* BEGIN *

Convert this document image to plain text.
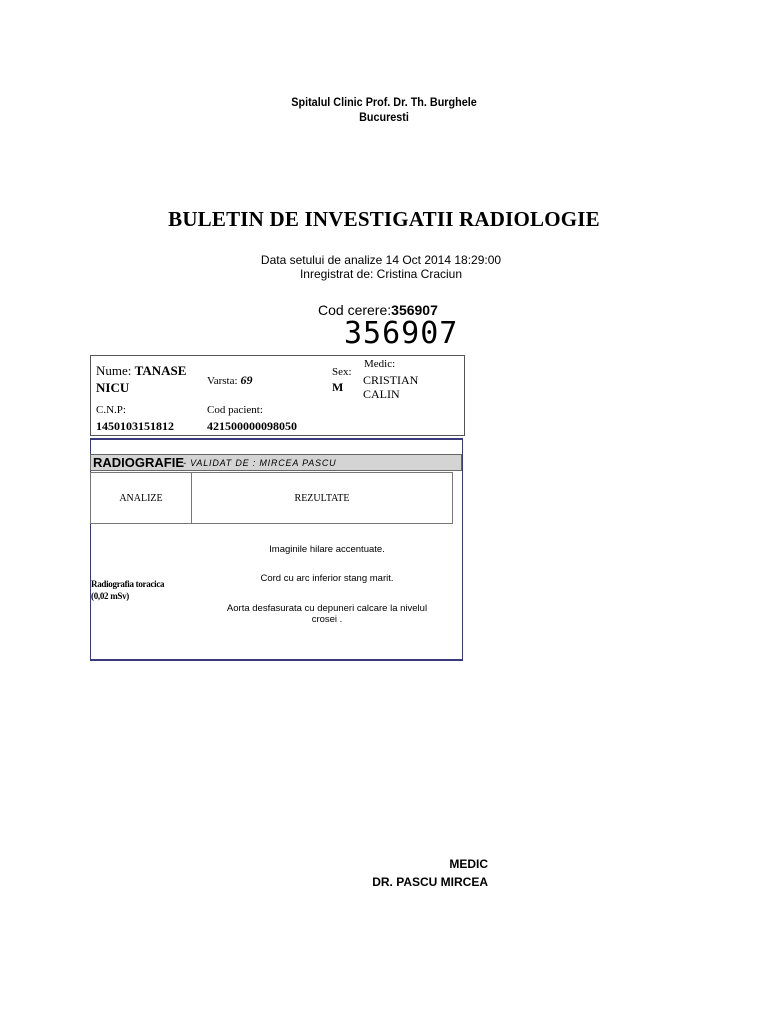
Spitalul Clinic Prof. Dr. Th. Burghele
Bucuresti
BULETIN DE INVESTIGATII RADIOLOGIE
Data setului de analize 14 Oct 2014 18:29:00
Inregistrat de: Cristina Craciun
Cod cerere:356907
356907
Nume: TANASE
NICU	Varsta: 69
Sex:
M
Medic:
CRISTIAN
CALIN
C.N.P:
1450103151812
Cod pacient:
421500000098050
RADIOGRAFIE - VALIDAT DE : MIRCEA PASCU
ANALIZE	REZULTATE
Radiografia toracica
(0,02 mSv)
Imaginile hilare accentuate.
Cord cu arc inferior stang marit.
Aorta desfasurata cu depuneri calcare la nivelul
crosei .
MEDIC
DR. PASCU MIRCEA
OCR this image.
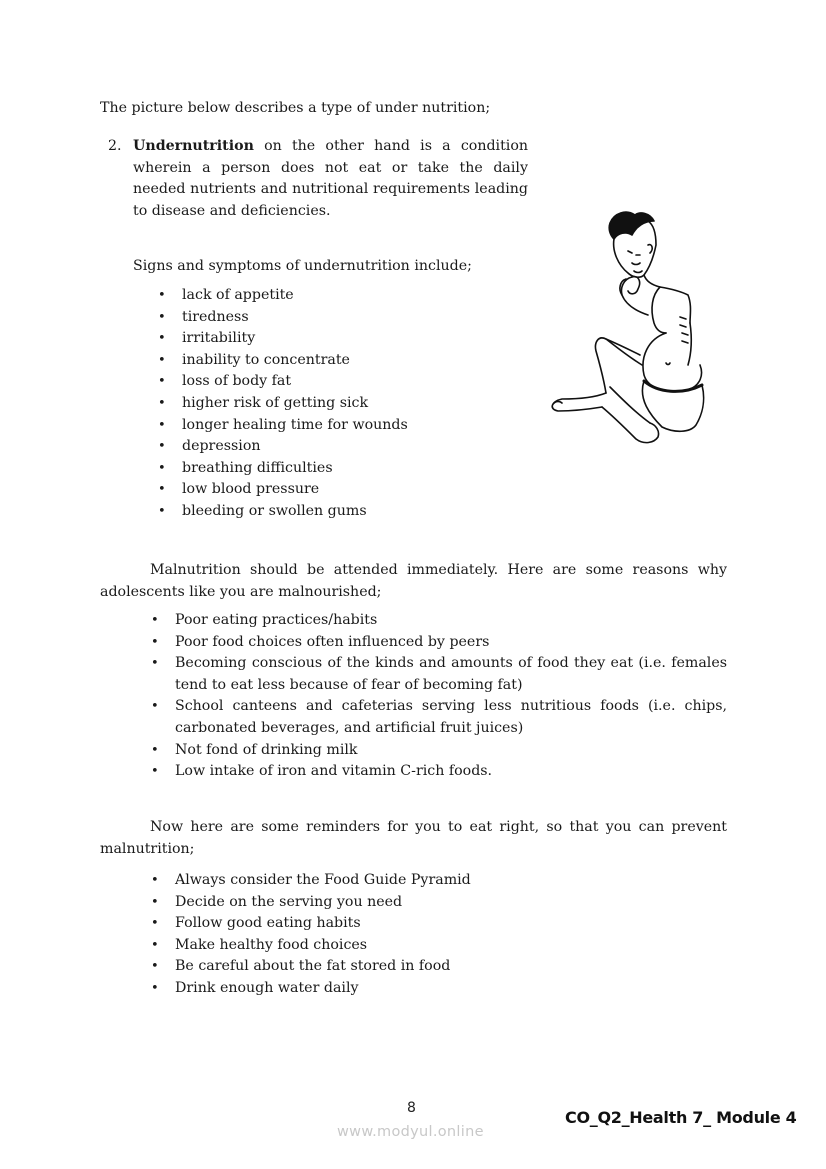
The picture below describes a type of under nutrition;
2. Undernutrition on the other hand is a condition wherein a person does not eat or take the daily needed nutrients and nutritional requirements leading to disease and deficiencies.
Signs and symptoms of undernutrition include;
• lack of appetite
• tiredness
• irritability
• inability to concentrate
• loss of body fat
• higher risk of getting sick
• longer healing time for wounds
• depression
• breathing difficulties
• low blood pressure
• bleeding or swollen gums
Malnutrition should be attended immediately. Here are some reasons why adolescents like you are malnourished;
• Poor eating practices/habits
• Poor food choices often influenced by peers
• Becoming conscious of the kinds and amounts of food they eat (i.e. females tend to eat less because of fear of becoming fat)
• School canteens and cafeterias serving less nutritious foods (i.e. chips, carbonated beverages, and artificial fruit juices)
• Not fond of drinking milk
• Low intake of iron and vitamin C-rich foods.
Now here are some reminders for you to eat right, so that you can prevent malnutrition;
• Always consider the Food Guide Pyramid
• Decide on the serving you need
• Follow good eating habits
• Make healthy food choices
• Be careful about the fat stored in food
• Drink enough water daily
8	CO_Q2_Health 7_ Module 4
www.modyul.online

* END *

OBJECTIVE:
Give back only a number, the number of lines where the string "less" occurs.

FINAL ANSWER:
2